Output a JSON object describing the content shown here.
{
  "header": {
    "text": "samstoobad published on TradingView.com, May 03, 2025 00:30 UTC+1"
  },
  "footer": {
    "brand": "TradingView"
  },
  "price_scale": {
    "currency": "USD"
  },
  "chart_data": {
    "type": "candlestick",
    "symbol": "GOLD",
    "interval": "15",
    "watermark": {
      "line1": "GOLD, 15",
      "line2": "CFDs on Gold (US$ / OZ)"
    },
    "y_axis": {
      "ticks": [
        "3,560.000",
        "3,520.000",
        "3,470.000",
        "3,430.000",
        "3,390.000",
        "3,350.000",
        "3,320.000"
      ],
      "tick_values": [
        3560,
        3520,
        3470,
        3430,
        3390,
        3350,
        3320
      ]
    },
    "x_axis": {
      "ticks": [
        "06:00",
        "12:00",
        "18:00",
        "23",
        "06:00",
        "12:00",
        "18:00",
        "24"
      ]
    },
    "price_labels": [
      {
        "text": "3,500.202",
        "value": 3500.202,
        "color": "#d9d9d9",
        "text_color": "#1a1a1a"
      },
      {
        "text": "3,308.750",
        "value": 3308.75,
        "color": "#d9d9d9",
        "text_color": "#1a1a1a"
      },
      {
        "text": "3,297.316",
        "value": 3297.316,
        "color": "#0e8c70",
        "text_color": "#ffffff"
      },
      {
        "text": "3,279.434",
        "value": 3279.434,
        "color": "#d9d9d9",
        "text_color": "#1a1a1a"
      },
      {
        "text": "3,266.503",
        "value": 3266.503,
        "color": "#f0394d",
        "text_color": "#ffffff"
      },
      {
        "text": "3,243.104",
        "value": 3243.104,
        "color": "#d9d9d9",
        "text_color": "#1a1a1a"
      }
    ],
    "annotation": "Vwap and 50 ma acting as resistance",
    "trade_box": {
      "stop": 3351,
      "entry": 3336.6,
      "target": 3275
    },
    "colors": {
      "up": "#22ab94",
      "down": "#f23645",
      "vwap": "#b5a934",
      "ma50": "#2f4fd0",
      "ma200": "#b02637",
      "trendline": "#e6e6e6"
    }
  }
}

━━━━━━━━

> _WRITTEN REQUEST_
Your task is to print the whole listing again exactly.

> _SOLUTION TO THIS PROBLEM_
Output a JSON object describing the content shown here.
{
  "header": {
    "text": "samstoobad published on TradingView.com, May 03, 2025 00:30 UTC+1"
  },
  "footer": {
    "brand": "TradingView"
  },
  "price_scale": {
    "currency": "USD"
  },
  "chart_data": {
    "type": "candlestick",
    "symbol": "GOLD",
    "interval": "15",
    "watermark": {
      "line1": "GOLD, 15",
      "line2": "CFDs on Gold (US$ / OZ)"
    },
    "y_axis": {
      "ticks": [
        "3,560.000",
        "3,520.000",
        "3,470.000",
        "3,430.000",
        "3,390.000",
        "3,350.000",
        "3,320.000"
      ],
      "tick_values": [
        3560,
        3520,
        3470,
        3430,
        3390,
        3350,
        3320
      ]
    },
    "x_axis": {
      "ticks": [
        "06:00",
        "12:00",
        "18:00",
        "23",
        "06:00",
        "12:00",
        "18:00",
        "24"
      ]
    },
    "price_labels": [
      {
        "text": "3,500.202",
        "value": 3500.202,
        "color": "#d9d9d9",
        "text_color": "#1a1a1a"
      },
      {
        "text": "3,308.750",
        "value": 3308.75,
        "color": "#d9d9d9",
        "text_color": "#1a1a1a"
      },
      {
        "text": "3,297.316",
        "value": 3297.316,
        "color": "#0e8c70",
        "text_color": "#ffffff"
      },
      {
        "text": "3,279.434",
        "value": 3279.434,
        "color": "#d9d9d9",
        "text_color": "#1a1a1a"
      },
      {
        "text": "3,266.503",
        "value": 3266.503,
        "color": "#f0394d",
        "text_color": "#ffffff"
      },
      {
        "text": "3,243.104",
        "value": 3243.104,
        "color": "#d9d9d9",
        "text_color": "#1a1a1a"
      }
    ],
    "annotation": "Vwap and 50 ma acting as resistance",
    "trade_box": {
      "stop": 3351,
      "entry": 3336.6,
      "target": 3275
    },
    "colors": {
      "up": "#22ab94",
      "down": "#f23645",
      "vwap": "#b5a934",
      "ma50": "#2f4fd0",
      "ma200": "#b02637",
      "trendline": "#e6e6e6"
    }
  }
}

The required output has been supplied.